WRITTEN TASK:
Transcribe the entries that follow exactly as they appear, minus pictures.

┌────────

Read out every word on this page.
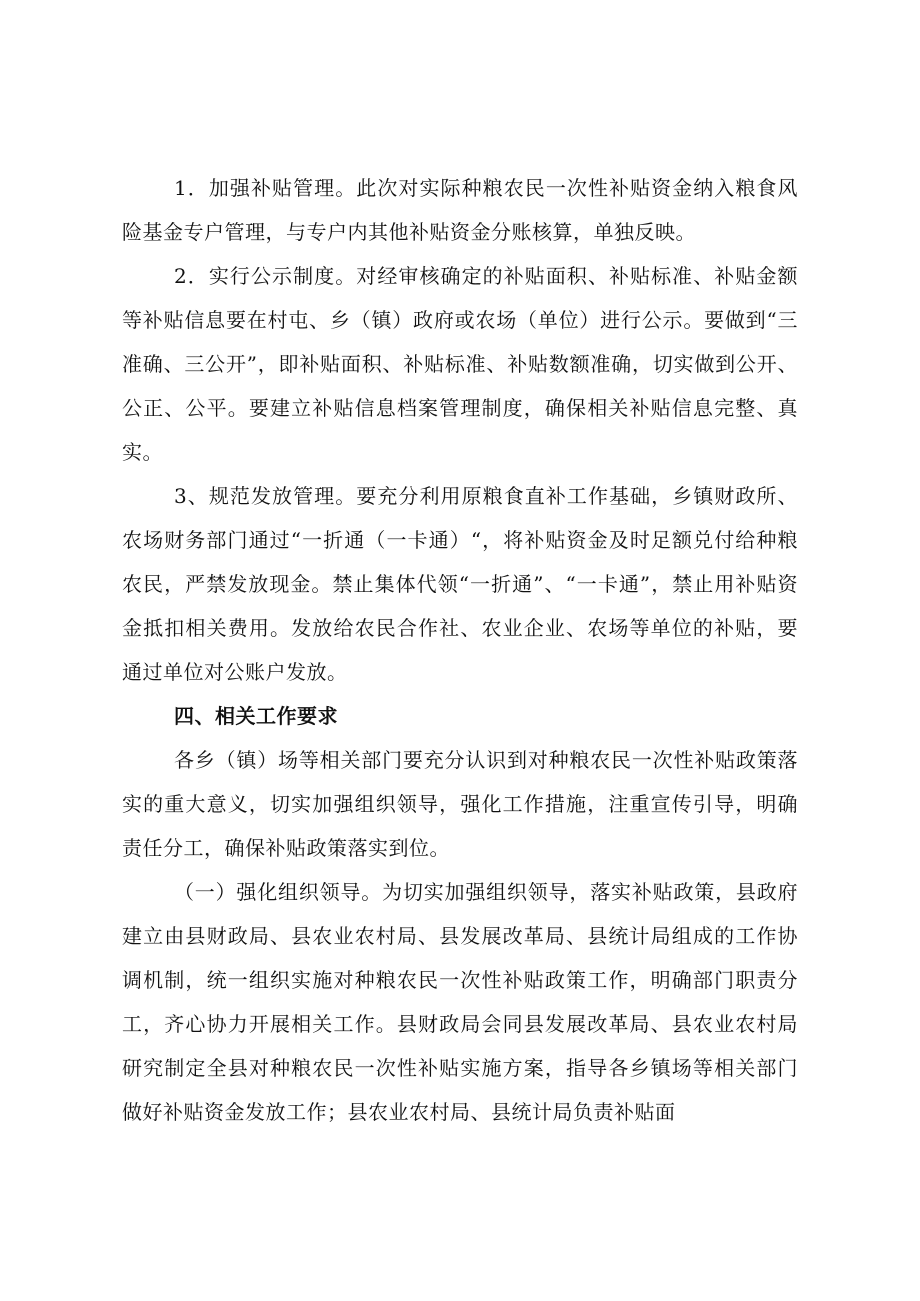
1．加强补贴管理。此次对实际种粮农民一次性补贴资金纳入粮食风险基金专户管理，与专户内其他补贴资金分账核算，单独反映。

2．实行公示制度。对经审核确定的补贴面积、补贴标准、补贴金额等补贴信息要在村屯、乡（镇）政府或农场（单位）进行公示。要做到“三准确、三公开”，即补贴面积、补贴标准、补贴数额准确，切实做到公开、公正、公平。要建立补贴信息档案管理制度，确保相关补贴信息完整、真实。

3、规范发放管理。要充分利用原粮食直补工作基础，乡镇财政所、农场财务部门通过“一折通（一卡通）“，将补贴资金及时足额兑付给种粮农民，严禁发放现金。禁止集体代领“一折通”、“一卡通”，禁止用补贴资金抵扣相关费用。发放给农民合作社、农业企业、农场等单位的补贴，要通过单位对公账户发放。

四、相关工作要求

各乡（镇）场等相关部门要充分认识到对种粮农民一次性补贴政策落实的重大意义，切实加强组织领导，强化工作措施，注重宣传引导，明确责任分工，确保补贴政策落实到位。

（一）强化组织领导。为切实加强组织领导，落实补贴政策，县政府建立由县财政局、县农业农村局、县发展改革局、县统计局组成的工作协调机制，统一组织实施对种粮农民一次性补贴政策工作，明确部门职责分工，齐心协力开展相关工作。县财政局会同县发展改革局、县农业农村局研究制定全县对种粮农民一次性补贴实施方案，指导各乡镇场等相关部门做好补贴资金发放工作；县农业农村局、县统计局负责补贴面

└────────

THE RESPONSE:
Read out every word on this page.
1．加强补贴管理。此次对实际种粮农民一次性补贴资金纳入粮食风险基金专户管理，与专户内其他补贴资金分账核算，单独反映。

2．实行公示制度。对经审核确定的补贴面积、补贴标准、补贴金额等补贴信息要在村屯、乡（镇）政府或农场（单位）进行公示。要做到“三准确、三公开”，即补贴面积、补贴标准、补贴数额准确，切实做到公开、公正、公平。要建立补贴信息档案管理制度，确保相关补贴信息完整、真实。

3、规范发放管理。要充分利用原粮食直补工作基础，乡镇财政所、农场财务部门通过“一折通（一卡通）“，将补贴资金及时足额兑付给种粮农民，严禁发放现金。禁止集体代领“一折通”、“一卡通”，禁止用补贴资金抵扣相关费用。发放给农民合作社、农业企业、农场等单位的补贴，要通过单位对公账户发放。

四、相关工作要求

各乡（镇）场等相关部门要充分认识到对种粮农民一次性补贴政策落实的重大意义，切实加强组织领导，强化工作措施，注重宣传引导，明确责任分工，确保补贴政策落实到位。

（一）强化组织领导。为切实加强组织领导，落实补贴政策，县政府建立由县财政局、县农业农村局、县发展改革局、县统计局组成的工作协调机制，统一组织实施对种粮农民一次性补贴政策工作，明确部门职责分工，齐心协力开展相关工作。县财政局会同县发展改革局、县农业农村局研究制定全县对种粮农民一次性补贴实施方案，指导各乡镇场等相关部门做好补贴资金发放工作；县农业农村局、县统计局负责补贴面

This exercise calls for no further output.